EXTRACT:
........
Outbound Path (Backend → Client):

The backend constructs the response packet with:
- Source IP: VIP (spoofed).
- Destination IP: Client IP.
- Source MAC: The backend's own MAC.
- Destination MAC: The next-hop router's MAC (resolved via ARP if needed).
No MAC translation is required here because the backend sends the packet directly into the network. As it traverses routers toward the client, MAC addresses are rewritten hop-by-hop anyway (standard Ethernet behavior).
The client receives the packet with the expected source IP (VIP), and the TCP stack accepts it. The source MAC at delivery will be whatever the client's local router/gateway uses—not relevant to the connection.

Backend Server (src=VIP, dst=C1, srcMac=BackendMAC, destMac=MAC of next hop )
   |
   v
Direct to Client (bypasses LB)
   |
   v
Client (sees src=VIP ✅)

AWS Hyperplane

AWS didn't just build load balancers; they engineered an entire distributed system to handle networking at hyperscale. At the heart of AWS's Network Load Balancer (NLB) is Hyperplane—a sophisticated, software-defined networking (SDN) subsystem integrated into Amazon VPC. It's not a single device but a distributed packet-forwarding engine running on fleets of EC2 instances across Availability Zones, powering services like NLB, NAT Gateway, and even Lambda VPC networking.

How Hyperplane Works: A Deep Dive

Hyperplane creates the illusion of a traditional network while operating in a fully virtualized, distributed environment. Here's the step-by-step magic, focusing on solving the IP mismatch:

Hyperplane's Role in the Big Picture

Hyperplane isn't a single device or server; it's a software-defined, distributed packet-forwarding engine integrated into the Amazon VPC networking fabric. It powers several AWS services beyond NLB, like NAT Gateways and VPC endpoints, by running on fleets of EC2 instances across Availability Zones (AZs). For NLB specifically, Hyperplane acts as the "brain" that makes the load balancer appear as a seamless, scalable entity while manipulating traffic transparently.
........
Stored entries:
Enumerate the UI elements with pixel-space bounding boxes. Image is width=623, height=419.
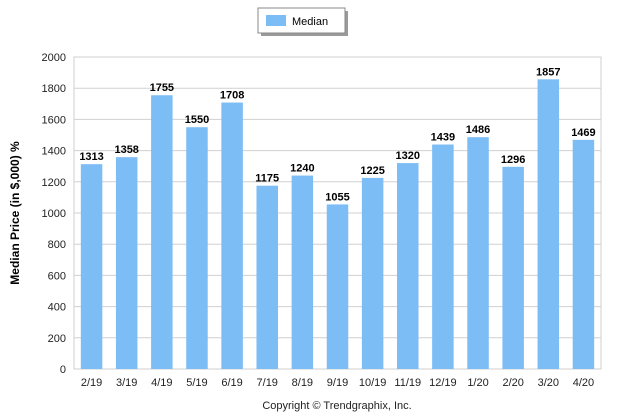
- bar: [537, 79, 560, 370]
- x-tick-label: 8/19: [292, 377, 313, 389]
- bar: [80, 164, 103, 369]
- x-tick-label: 4/20: [573, 377, 594, 389]
- legend: Median: [257, 7, 348, 36]
- bar-value-label: 1486: [466, 124, 490, 136]
- bar: [291, 175, 314, 369]
- legend-swatch: [266, 15, 286, 26]
- x-tick-label: 11/19: [394, 377, 421, 389]
- bar-value-label: 1755: [150, 82, 174, 94]
- bar-value-label: 1313: [79, 151, 103, 163]
- x-tick-label: 3/20: [538, 377, 559, 389]
- bar: [186, 127, 208, 369]
- y-tick-label: 1200: [42, 177, 66, 189]
- bar: [326, 204, 349, 369]
- y-tick-label: 800: [48, 239, 66, 251]
- bar: [467, 137, 489, 369]
- x-tick-label: 10/19: [359, 377, 387, 389]
- y-axis-title: Median Price (in $,000) %: [8, 141, 22, 285]
- bar-value-label: 1708: [220, 90, 244, 102]
- bar-value-label: 1225: [360, 165, 384, 177]
- bar: [221, 102, 243, 369]
- x-tick-label: 3/19: [116, 377, 137, 389]
- bar-value-label: 1296: [501, 154, 525, 166]
- x-tick-label: 9/19: [327, 377, 348, 389]
- x-tick-label: 2/20: [502, 377, 523, 389]
- bar: [432, 144, 454, 369]
- bar-value-label: 1439: [431, 132, 455, 144]
- bar: [115, 157, 138, 369]
- bar-value-label: 1175: [255, 173, 279, 185]
- bar: [361, 177, 384, 369]
- bar-value-label: 1320: [396, 150, 420, 162]
- x-axis: 2/19 3/19 4/19 5/19 6/19 7/19 8/19 9/19 10/19 11/…: [81, 377, 594, 389]
- bar-value-label: 1550: [185, 114, 209, 126]
- y-tick-label: 1400: [42, 146, 66, 158]
- y-tick-label: 1000: [42, 208, 66, 220]
- bar-value-label: 1358: [114, 144, 138, 156]
- bar: [502, 166, 524, 369]
- x-tick-label: 7/19: [257, 377, 278, 389]
- x-tick-label: 2/19: [81, 377, 102, 389]
- x-tick-label: 6/19: [221, 377, 242, 389]
- bar-value-label: 1857: [536, 66, 560, 78]
- bar: [572, 139, 595, 369]
- y-tick-label: 2000: [42, 52, 66, 64]
- bar-value-label: 1240: [290, 163, 314, 175]
- legend-label: Median: [292, 16, 328, 28]
- bars: 1313 1358 1755 1550 1708 1175 1240 1055 1225 1320…: [79, 66, 596, 370]
- y-tick-label: 1800: [42, 83, 66, 95]
- x-tick-label: 12/19: [429, 377, 457, 389]
- bar: [151, 95, 173, 369]
- y-tick-label: 0: [60, 364, 66, 376]
- bar-value-label: 1055: [325, 191, 349, 203]
- y-tick-label: 600: [48, 270, 66, 282]
- copyright-text: Copyright © Trendgraphix, Inc.: [262, 400, 411, 412]
- bar: [397, 163, 419, 369]
- bar-value-label: 1469: [571, 127, 595, 139]
- x-tick-label: 5/19: [186, 377, 207, 389]
- y-tick-label: 200: [48, 333, 66, 345]
- y-tick-label: 1600: [42, 114, 66, 126]
- x-tick-label: 1/20: [467, 377, 488, 389]
- y-axis: 0 200 400 600 800 1000 1200 1400 1600 1800 2000: [42, 52, 66, 376]
- bar: [256, 185, 278, 369]
- y-tick-label: 400: [48, 302, 66, 314]
- x-tick-label: 4/19: [151, 377, 172, 389]
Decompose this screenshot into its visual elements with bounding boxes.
........
LIST OF TASKS:
**A.** Swap "VIP" for "virtual IP" in the load-balancer networking text, giving everything from "Outbound Path (Backend" down to "ARP if needed).".
**B.** Carry on the load-balancer networking text from the point where it stops.
These rows have no connection to the load-balancer networking text.

THE RESULTS:
**A.**
Outbound Path (Backend → Client):

The backend constructs the response packet with:
- Source IP: virtual IP (spoofed).
- Destination IP: Client IP.
- Source MAC: The backend's own MAC.
- Destination MAC: The next-hop router's MAC (resolved via ARP if needed).

**B.**
When you create an NLB, it provisions Elastic Network Interfaces (ENIs) in your specified subnets (one per AZ typically). Incoming packets destined for the NLB's IP arrive at these ENIs, but Hyperplane intercepts and processes them within the VPC data plane. This setup allows NLB to scale horizontally without bottlenecks, handling millions of flows per second.
Backend Server Selection

Hyperplane decides which backend server (target) gets the request using a consistent flow hashing algorithm. Here's how:
- It computes a hash based on the connection's 5-tuple (source IP, source port, destination IP, destination port, and protocol).
- This hash maps the flow to a healthy target from your target group, ensuring all packets in the same TCP/UDP flow go to the same backend for consistency (e.g., no mid-connection rerouting).
- If a target becomes unhealthy (via health checks), Hyperplane excludes it from the hash space and reroutes new flows accordingly.
- This decision happens dynamically and distributively—packets might land on different Hyperplane nodes, but shared state ensures consistent routing.
Hyperplane uses techniques like shuffle sharding to distribute workloads across nodes, minimizing blast radius from failures and enabling massive scale.
Packet Manipulation and Routing

Hyperplane performs network address translation (NAT) and other manipulations in-flight, creating the "illusion" of direct communication while ensuring symmetry and client IP preservation. No changes are needed on your backend servers.
- Inbound Traffic (Client to Backend):
  - Packet arrives at NLB's IP (VIP).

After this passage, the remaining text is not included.